AIM OF THE TASK: Copy out every line exactly as given.

━━ INPUT RECORDS ━━

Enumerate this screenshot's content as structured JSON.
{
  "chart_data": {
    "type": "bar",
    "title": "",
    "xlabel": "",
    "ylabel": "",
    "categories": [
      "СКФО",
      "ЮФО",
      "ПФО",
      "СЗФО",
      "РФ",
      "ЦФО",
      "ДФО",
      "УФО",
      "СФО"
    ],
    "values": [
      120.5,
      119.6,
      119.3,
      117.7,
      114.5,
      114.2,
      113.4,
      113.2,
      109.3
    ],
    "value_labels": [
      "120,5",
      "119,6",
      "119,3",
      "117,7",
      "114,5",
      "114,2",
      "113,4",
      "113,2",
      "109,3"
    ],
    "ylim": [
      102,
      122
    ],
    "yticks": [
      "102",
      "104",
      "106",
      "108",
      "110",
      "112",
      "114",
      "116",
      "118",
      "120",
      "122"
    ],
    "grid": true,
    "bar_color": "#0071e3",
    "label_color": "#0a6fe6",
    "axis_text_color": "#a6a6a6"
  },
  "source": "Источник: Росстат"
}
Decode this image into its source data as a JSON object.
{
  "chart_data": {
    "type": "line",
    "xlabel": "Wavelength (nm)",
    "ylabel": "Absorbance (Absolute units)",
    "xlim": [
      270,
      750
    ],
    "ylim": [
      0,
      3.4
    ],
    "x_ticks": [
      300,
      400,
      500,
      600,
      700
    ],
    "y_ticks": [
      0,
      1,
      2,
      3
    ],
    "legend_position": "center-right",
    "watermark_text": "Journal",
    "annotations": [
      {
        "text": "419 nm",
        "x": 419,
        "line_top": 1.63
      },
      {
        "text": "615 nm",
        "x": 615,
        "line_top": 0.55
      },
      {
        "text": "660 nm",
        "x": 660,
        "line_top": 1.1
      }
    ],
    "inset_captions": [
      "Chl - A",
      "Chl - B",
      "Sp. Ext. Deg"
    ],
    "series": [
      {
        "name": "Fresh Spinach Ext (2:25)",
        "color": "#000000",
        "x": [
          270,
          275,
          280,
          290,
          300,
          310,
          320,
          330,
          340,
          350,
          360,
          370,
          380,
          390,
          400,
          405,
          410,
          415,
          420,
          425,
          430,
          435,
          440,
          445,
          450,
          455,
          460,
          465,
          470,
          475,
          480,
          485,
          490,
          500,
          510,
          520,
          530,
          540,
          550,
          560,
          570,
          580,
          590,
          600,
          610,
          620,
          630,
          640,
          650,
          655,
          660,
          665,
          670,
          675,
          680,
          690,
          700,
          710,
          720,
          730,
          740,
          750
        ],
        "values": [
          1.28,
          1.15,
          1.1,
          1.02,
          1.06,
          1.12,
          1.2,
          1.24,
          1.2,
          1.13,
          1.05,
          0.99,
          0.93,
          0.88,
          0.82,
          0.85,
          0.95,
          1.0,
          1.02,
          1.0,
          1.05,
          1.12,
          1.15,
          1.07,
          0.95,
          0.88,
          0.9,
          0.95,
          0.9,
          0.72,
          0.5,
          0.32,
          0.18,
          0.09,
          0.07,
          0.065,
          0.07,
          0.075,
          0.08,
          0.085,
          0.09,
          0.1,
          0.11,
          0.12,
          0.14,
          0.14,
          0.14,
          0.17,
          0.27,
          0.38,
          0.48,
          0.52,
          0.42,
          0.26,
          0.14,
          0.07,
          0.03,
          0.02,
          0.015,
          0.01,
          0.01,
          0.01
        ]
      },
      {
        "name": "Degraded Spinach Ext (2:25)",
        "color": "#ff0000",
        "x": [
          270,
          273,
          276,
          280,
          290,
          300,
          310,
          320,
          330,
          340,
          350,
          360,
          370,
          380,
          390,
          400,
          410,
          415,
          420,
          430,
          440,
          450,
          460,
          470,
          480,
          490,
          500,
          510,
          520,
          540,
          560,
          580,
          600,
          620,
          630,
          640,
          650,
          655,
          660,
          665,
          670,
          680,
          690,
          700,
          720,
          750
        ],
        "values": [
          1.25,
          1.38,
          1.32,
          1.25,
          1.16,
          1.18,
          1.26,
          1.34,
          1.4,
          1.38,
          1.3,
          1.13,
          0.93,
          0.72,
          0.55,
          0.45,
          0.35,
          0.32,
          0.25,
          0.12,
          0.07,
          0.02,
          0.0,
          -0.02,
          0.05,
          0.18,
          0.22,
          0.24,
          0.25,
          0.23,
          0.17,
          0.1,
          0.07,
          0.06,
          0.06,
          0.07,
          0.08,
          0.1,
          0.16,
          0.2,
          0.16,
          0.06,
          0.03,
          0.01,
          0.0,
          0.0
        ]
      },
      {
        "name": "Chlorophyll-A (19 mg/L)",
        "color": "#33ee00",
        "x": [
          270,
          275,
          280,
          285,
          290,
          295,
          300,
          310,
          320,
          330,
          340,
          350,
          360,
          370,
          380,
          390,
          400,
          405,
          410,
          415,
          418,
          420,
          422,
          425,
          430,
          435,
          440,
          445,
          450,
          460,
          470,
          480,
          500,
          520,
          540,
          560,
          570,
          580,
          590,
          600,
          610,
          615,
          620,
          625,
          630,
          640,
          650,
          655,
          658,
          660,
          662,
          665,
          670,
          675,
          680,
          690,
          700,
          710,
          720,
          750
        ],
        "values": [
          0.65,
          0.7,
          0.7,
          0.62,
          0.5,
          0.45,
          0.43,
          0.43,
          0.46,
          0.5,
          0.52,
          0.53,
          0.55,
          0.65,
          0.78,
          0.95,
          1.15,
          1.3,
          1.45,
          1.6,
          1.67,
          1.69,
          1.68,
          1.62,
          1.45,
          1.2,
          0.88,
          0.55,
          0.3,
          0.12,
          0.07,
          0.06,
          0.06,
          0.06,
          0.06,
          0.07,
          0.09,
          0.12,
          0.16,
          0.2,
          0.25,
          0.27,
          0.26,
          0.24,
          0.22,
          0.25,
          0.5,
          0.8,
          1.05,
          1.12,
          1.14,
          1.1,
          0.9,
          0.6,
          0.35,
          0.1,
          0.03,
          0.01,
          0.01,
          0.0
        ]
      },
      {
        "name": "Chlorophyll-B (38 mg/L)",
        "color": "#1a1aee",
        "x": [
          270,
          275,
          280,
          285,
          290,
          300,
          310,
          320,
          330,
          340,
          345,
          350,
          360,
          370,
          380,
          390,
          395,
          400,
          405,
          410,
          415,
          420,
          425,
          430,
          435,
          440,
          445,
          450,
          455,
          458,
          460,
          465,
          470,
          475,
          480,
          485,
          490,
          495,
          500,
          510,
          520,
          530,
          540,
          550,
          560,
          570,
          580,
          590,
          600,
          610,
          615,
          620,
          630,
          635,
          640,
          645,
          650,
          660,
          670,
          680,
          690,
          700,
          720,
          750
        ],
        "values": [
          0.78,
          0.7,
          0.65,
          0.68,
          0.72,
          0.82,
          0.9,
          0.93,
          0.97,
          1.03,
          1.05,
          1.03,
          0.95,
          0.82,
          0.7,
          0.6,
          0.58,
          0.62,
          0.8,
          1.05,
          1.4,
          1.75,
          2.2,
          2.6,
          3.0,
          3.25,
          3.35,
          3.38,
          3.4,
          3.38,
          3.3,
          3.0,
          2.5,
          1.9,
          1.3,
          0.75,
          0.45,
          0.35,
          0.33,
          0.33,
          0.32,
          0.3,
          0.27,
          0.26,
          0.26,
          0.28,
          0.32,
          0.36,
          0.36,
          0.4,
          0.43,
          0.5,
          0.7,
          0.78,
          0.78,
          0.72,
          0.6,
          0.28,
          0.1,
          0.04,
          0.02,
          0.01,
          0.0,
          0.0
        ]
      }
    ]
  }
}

━━━

RESULT BELOW:
Enumerate this screenshot's content as structured JSON.
{
  "chart_data": {
    "type": "bar",
    "title": "",
    "xlabel": "",
    "ylabel": "",
    "categories": [
      "СКФО",
      "ЮФО",
      "ПФО",
      "СЗФО",
      "РФ",
      "ЦФО",
      "ДФО",
      "УФО",
      "СФО"
    ],
    "values": [
      120.5,
      119.6,
      119.3,
      117.7,
      114.5,
      114.2,
      113.4,
      113.2,
      109.3
    ],
    "value_labels": [
      "120,5",
      "119,6",
      "119,3",
      "117,7",
      "114,5",
      "114,2",
      "113,4",
      "113,2",
      "109,3"
    ],
    "ylim": [
      102,
      122
    ],
    "yticks": [
      "102",
      "104",
      "106",
      "108",
      "110",
      "112",
      "114",
      "116",
      "118",
      "120",
      "122"
    ],
    "grid": true,
    "bar_color": "#0071e3",
    "label_color": "#0a6fe6",
    "axis_text_color": "#a6a6a6"
  },
  "source": "Источник: Росстат"
}
Decode this image into its source data as a JSON object.
{
  "chart_data": {
    "type": "line",
    "xlabel": "Wavelength (nm)",
    "ylabel": "Absorbance (Absolute units)",
    "xlim": [
      270,
      750
    ],
    "ylim": [
      0,
      3.4
    ],
    "x_ticks": [
      300,
      400,
      500,
      600,
      700
    ],
    "y_ticks": [
      0,
      1,
      2,
      3
    ],
    "legend_position": "center-right",
    "watermark_text": "Journal",
    "annotations": [
      {
        "text": "419 nm",
        "x": 419,
        "line_top": 1.63
      },
      {
        "text": "615 nm",
        "x": 615,
        "line_top": 0.55
      },
      {
        "text": "660 nm",
        "x": 660,
        "line_top": 1.1
      }
    ],
    "inset_captions": [
      "Chl - A",
      "Chl - B",
      "Sp. Ext. Deg"
    ],
    "series": [
      {
        "name": "Fresh Spinach Ext (2:25)",
        "color": "#000000",
        "x": [
          270,
          275,
          280,
          290,
          300,
          310,
          320,
          330,
          340,
          350,
          360,
          370,
          380,
          390,
          400,
          405,
          410,
          415,
          420,
          425,
          430,
          435,
          440,
          445,
          450,
          455,
          460,
          465,
          470,
          475,
          480,
          485,
          490,
          500,
          510,
          520,
          530,
          540,
          550,
          560,
          570,
          580,
          590,
          600,
          610,
          620,
          630,
          640,
          650,
          655,
          660,
          665,
          670,
          675,
          680,
          690,
          700,
          710,
          720,
          730,
          740,
          750
        ],
        "values": [
          1.28,
          1.15,
          1.1,
          1.02,
          1.06,
          1.12,
          1.2,
          1.24,
          1.2,
          1.13,
          1.05,
          0.99,
          0.93,
          0.88,
          0.82,
          0.85,
          0.95,
          1.0,
          1.02,
          1.0,
          1.05,
          1.12,
          1.15,
          1.07,
          0.95,
          0.88,
          0.9,
          0.95,
          0.9,
          0.72,
          0.5,
          0.32,
          0.18,
          0.09,
          0.07,
          0.065,
          0.07,
          0.075,
          0.08,
          0.085,
          0.09,
          0.1,
          0.11,
          0.12,
          0.14,
          0.14,
          0.14,
          0.17,
          0.27,
          0.38,
          0.48,
          0.52,
          0.42,
          0.26,
          0.14,
          0.07,
          0.03,
          0.02,
          0.015,
          0.01,
          0.01,
          0.01
        ]
      },
      {
        "name": "Degraded Spinach Ext (2:25)",
        "color": "#ff0000",
        "x": [
          270,
          273,
          276,
          280,
          290,
          300,
          310,
          320,
          330,
          340,
          350,
          360,
          370,
          380,
          390,
          400,
          410,
          415,
          420,
          430,
          440,
          450,
          460,
          470,
          480,
          490,
          500,
          510,
          520,
          540,
          560,
          580,
          600,
          620,
          630,
          640,
          650,
          655,
          660,
          665,
          670,
          680,
          690,
          700,
          720,
          750
        ],
        "values": [
          1.25,
          1.38,
          1.32,
          1.25,
          1.16,
          1.18,
          1.26,
          1.34,
          1.4,
          1.38,
          1.3,
          1.13,
          0.93,
          0.72,
          0.55,
          0.45,
          0.35,
          0.32,
          0.25,
          0.12,
          0.07,
          0.02,
          0.0,
          -0.02,
          0.05,
          0.18,
          0.22,
          0.24,
          0.25,
          0.23,
          0.17,
          0.1,
          0.07,
          0.06,
          0.06,
          0.07,
          0.08,
          0.1,
          0.16,
          0.2,
          0.16,
          0.06,
          0.03,
          0.01,
          0.0,
          0.0
        ]
      },
      {
        "name": "Chlorophyll-A (19 mg/L)",
        "color": "#33ee00",
        "x": [
          270,
          275,
          280,
          285,
          290,
          295,
          300,
          310,
          320,
          330,
          340,
          350,
          360,
          370,
          380,
          390,
          400,
          405,
          410,
          415,
          418,
          420,
          422,
          425,
          430,
          435,
          440,
          445,
          450,
          460,
          470,
          480,
          500,
          520,
          540,
          560,
          570,
          580,
          590,
          600,
          610,
          615,
          620,
          625,
          630,
          640,
          650,
          655,
          658,
          660,
          662,
          665,
          670,
          675,
          680,
          690,
          700,
          710,
          720,
          750
        ],
        "values": [
          0.65,
          0.7,
          0.7,
          0.62,
          0.5,
          0.45,
          0.43,
          0.43,
          0.46,
          0.5,
          0.52,
          0.53,
          0.55,
          0.65,
          0.78,
          0.95,
          1.15,
          1.3,
          1.45,
          1.6,
          1.67,
          1.69,
          1.68,
          1.62,
          1.45,
          1.2,
          0.88,
          0.55,
          0.3,
          0.12,
          0.07,
          0.06,
          0.06,
          0.06,
          0.06,
          0.07,
          0.09,
          0.12,
          0.16,
          0.2,
          0.25,
          0.27,
          0.26,
          0.24,
          0.22,
          0.25,
          0.5,
          0.8,
          1.05,
          1.12,
          1.14,
          1.1,
          0.9,
          0.6,
          0.35,
          0.1,
          0.03,
          0.01,
          0.01,
          0.0
        ]
      },
      {
        "name": "Chlorophyll-B (38 mg/L)",
        "color": "#1a1aee",
        "x": [
          270,
          275,
          280,
          285,
          290,
          300,
          310,
          320,
          330,
          340,
          345,
          350,
          360,
          370,
          380,
          390,
          395,
          400,
          405,
          410,
          415,
          420,
          425,
          430,
          435,
          440,
          445,
          450,
          455,
          458,
          460,
          465,
          470,
          475,
          480,
          485,
          490,
          495,
          500,
          510,
          520,
          530,
          540,
          550,
          560,
          570,
          580,
          590,
          600,
          610,
          615,
          620,
          630,
          635,
          640,
          645,
          650,
          660,
          670,
          680,
          690,
          700,
          720,
          750
        ],
        "values": [
          0.78,
          0.7,
          0.65,
          0.68,
          0.72,
          0.82,
          0.9,
          0.93,
          0.97,
          1.03,
          1.05,
          1.03,
          0.95,
          0.82,
          0.7,
          0.6,
          0.58,
          0.62,
          0.8,
          1.05,
          1.4,
          1.75,
          2.2,
          2.6,
          3.0,
          3.25,
          3.35,
          3.38,
          3.4,
          3.38,
          3.3,
          3.0,
          2.5,
          1.9,
          1.3,
          0.75,
          0.45,
          0.35,
          0.33,
          0.33,
          0.32,
          0.3,
          0.27,
          0.26,
          0.26,
          0.28,
          0.32,
          0.36,
          0.36,
          0.4,
          0.43,
          0.5,
          0.7,
          0.78,
          0.78,
          0.72,
          0.6,
          0.28,
          0.1,
          0.04,
          0.02,
          0.01,
          0.0,
          0.0
        ]
      }
    ]
  }
}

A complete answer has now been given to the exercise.